- SET EXERCISE -
Print the entire listing. Each line must match the original exactly.

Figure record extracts
>>
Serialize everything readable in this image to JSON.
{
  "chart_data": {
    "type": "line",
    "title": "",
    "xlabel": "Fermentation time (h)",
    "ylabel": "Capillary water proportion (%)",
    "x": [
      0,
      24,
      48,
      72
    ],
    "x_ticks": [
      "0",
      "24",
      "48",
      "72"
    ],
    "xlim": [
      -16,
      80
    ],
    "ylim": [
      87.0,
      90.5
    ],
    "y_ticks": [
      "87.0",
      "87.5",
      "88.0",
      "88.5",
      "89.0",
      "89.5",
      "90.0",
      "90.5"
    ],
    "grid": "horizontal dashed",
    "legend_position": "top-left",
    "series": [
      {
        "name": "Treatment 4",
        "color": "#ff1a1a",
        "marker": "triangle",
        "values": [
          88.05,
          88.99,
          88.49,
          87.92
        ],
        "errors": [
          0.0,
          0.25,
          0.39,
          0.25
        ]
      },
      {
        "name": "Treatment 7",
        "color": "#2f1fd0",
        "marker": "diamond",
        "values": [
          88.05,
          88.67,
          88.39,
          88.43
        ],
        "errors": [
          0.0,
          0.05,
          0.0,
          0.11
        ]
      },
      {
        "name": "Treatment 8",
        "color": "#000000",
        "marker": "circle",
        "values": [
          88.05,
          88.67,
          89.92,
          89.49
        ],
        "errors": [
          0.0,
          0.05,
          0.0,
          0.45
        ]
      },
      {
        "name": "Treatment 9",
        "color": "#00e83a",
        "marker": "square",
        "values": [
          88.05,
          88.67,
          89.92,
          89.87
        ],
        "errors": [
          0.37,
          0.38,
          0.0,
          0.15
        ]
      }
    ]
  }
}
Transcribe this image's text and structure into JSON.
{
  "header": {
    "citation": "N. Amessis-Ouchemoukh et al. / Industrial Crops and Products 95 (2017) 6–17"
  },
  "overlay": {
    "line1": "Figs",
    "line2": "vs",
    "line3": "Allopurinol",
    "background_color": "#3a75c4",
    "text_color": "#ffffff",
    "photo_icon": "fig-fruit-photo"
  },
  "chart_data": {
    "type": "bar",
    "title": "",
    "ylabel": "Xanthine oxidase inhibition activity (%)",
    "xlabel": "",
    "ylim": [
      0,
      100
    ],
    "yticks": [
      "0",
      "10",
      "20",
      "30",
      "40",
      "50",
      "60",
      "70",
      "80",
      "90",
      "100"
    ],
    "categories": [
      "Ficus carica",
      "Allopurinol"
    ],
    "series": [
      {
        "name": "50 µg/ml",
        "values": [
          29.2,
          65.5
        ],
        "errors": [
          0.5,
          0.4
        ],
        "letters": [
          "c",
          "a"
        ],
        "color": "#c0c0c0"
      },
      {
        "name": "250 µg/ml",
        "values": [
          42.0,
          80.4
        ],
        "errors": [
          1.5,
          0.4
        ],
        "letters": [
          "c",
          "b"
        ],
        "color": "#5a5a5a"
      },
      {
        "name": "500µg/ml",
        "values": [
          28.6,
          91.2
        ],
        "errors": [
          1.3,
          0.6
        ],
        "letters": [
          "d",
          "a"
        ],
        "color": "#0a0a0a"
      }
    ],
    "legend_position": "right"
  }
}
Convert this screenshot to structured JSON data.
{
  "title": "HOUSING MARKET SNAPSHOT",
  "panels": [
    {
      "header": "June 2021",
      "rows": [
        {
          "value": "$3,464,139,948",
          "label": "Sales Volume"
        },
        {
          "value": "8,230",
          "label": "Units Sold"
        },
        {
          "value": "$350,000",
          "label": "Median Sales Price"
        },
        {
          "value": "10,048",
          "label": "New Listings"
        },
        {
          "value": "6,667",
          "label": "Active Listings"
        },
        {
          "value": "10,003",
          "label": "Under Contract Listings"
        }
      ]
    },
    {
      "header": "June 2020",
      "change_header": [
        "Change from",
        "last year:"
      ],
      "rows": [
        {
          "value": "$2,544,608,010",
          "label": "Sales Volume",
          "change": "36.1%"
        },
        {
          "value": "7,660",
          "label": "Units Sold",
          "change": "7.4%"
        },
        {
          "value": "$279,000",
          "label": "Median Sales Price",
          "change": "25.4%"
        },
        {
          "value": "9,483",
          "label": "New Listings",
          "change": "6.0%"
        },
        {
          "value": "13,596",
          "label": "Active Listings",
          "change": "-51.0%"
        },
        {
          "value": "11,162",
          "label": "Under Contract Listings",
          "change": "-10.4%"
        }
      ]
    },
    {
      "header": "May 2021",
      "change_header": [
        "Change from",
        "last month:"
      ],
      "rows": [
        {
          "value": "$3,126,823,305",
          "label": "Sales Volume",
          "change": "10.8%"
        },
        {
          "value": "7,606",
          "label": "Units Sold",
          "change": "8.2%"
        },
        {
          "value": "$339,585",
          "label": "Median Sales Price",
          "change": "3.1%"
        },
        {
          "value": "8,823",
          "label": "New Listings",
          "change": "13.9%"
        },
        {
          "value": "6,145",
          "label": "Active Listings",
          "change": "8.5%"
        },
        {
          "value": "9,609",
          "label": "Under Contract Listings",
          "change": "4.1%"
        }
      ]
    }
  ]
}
<<
- CORRECT RESPONSE -
Serialize everything readable in this image to JSON.
{
  "chart_data": {
    "type": "line",
    "title": "",
    "xlabel": "Fermentation time (h)",
    "ylabel": "Capillary water proportion (%)",
    "x": [
      0,
      24,
      48,
      72
    ],
    "x_ticks": [
      "0",
      "24",
      "48",
      "72"
    ],
    "xlim": [
      -16,
      80
    ],
    "ylim": [
      87.0,
      90.5
    ],
    "y_ticks": [
      "87.0",
      "87.5",
      "88.0",
      "88.5",
      "89.0",
      "89.5",
      "90.0",
      "90.5"
    ],
    "grid": "horizontal dashed",
    "legend_position": "top-left",
    "series": [
      {
        "name": "Treatment 4",
        "color": "#ff1a1a",
        "marker": "triangle",
        "values": [
          88.05,
          88.99,
          88.49,
          87.92
        ],
        "errors": [
          0.0,
          0.25,
          0.39,
          0.25
        ]
      },
      {
        "name": "Treatment 7",
        "color": "#2f1fd0",
        "marker": "diamond",
        "values": [
          88.05,
          88.67,
          88.39,
          88.43
        ],
        "errors": [
          0.0,
          0.05,
          0.0,
          0.11
        ]
      },
      {
        "name": "Treatment 8",
        "color": "#000000",
        "marker": "circle",
        "values": [
          88.05,
          88.67,
          89.92,
          89.49
        ],
        "errors": [
          0.0,
          0.05,
          0.0,
          0.45
        ]
      },
      {
        "name": "Treatment 9",
        "color": "#00e83a",
        "marker": "square",
        "values": [
          88.05,
          88.67,
          89.92,
          89.87
        ],
        "errors": [
          0.37,
          0.38,
          0.0,
          0.15
        ]
      }
    ]
  }
}
Transcribe this image's text and structure into JSON.
{
  "header": {
    "citation": "N. Amessis-Ouchemoukh et al. / Industrial Crops and Products 95 (2017) 6–17"
  },
  "overlay": {
    "line1": "Figs",
    "line2": "vs",
    "line3": "Allopurinol",
    "background_color": "#3a75c4",
    "text_color": "#ffffff",
    "photo_icon": "fig-fruit-photo"
  },
  "chart_data": {
    "type": "bar",
    "title": "",
    "ylabel": "Xanthine oxidase inhibition activity (%)",
    "xlabel": "",
    "ylim": [
      0,
      100
    ],
    "yticks": [
      "0",
      "10",
      "20",
      "30",
      "40",
      "50",
      "60",
      "70",
      "80",
      "90",
      "100"
    ],
    "categories": [
      "Ficus carica",
      "Allopurinol"
    ],
    "series": [
      {
        "name": "50 µg/ml",
        "values": [
          29.2,
          65.5
        ],
        "errors": [
          0.5,
          0.4
        ],
        "letters": [
          "c",
          "a"
        ],
        "color": "#c0c0c0"
      },
      {
        "name": "250 µg/ml",
        "values": [
          42.0,
          80.4
        ],
        "errors": [
          1.5,
          0.4
        ],
        "letters": [
          "c",
          "b"
        ],
        "color": "#5a5a5a"
      },
      {
        "name": "500µg/ml",
        "values": [
          28.6,
          91.2
        ],
        "errors": [
          1.3,
          0.6
        ],
        "letters": [
          "d",
          "a"
        ],
        "color": "#0a0a0a"
      }
    ],
    "legend_position": "right"
  }
}
Convert this screenshot to structured JSON data.
{
  "title": "HOUSING MARKET SNAPSHOT",
  "panels": [
    {
      "header": "June 2021",
      "rows": [
        {
          "value": "$3,464,139,948",
          "label": "Sales Volume"
        },
        {
          "value": "8,230",
          "label": "Units Sold"
        },
        {
          "value": "$350,000",
          "label": "Median Sales Price"
        },
        {
          "value": "10,048",
          "label": "New Listings"
        },
        {
          "value": "6,667",
          "label": "Active Listings"
        },
        {
          "value": "10,003",
          "label": "Under Contract Listings"
        }
      ]
    },
    {
      "header": "June 2020",
      "change_header": [
        "Change from",
        "last year:"
      ],
      "rows": [
        {
          "value": "$2,544,608,010",
          "label": "Sales Volume",
          "change": "36.1%"
        },
        {
          "value": "7,660",
          "label": "Units Sold",
          "change": "7.4%"
        },
        {
          "value": "$279,000",
          "label": "Median Sales Price",
          "change": "25.4%"
        },
        {
          "value": "9,483",
          "label": "New Listings",
          "change": "6.0%"
        },
        {
          "value": "13,596",
          "label": "Active Listings",
          "change": "-51.0%"
        },
        {
          "value": "11,162",
          "label": "Under Contract Listings",
          "change": "-10.4%"
        }
      ]
    },
    {
      "header": "May 2021",
      "change_header": [
        "Change from",
        "last month:"
      ],
      "rows": [
        {
          "value": "$3,126,823,305",
          "label": "Sales Volume",
          "change": "10.8%"
        },
        {
          "value": "7,606",
          "label": "Units Sold",
          "change": "8.2%"
        },
        {
          "value": "$339,585",
          "label": "Median Sales Price",
          "change": "3.1%"
        },
        {
          "value": "8,823",
          "label": "New Listings",
          "change": "13.9%"
        },
        {
          "value": "6,145",
          "label": "Active Listings",
          "change": "8.5%"
        },
        {
          "value": "9,609",
          "label": "Under Contract Listings",
          "change": "4.1%"
        }
      ]
    }
  ]
}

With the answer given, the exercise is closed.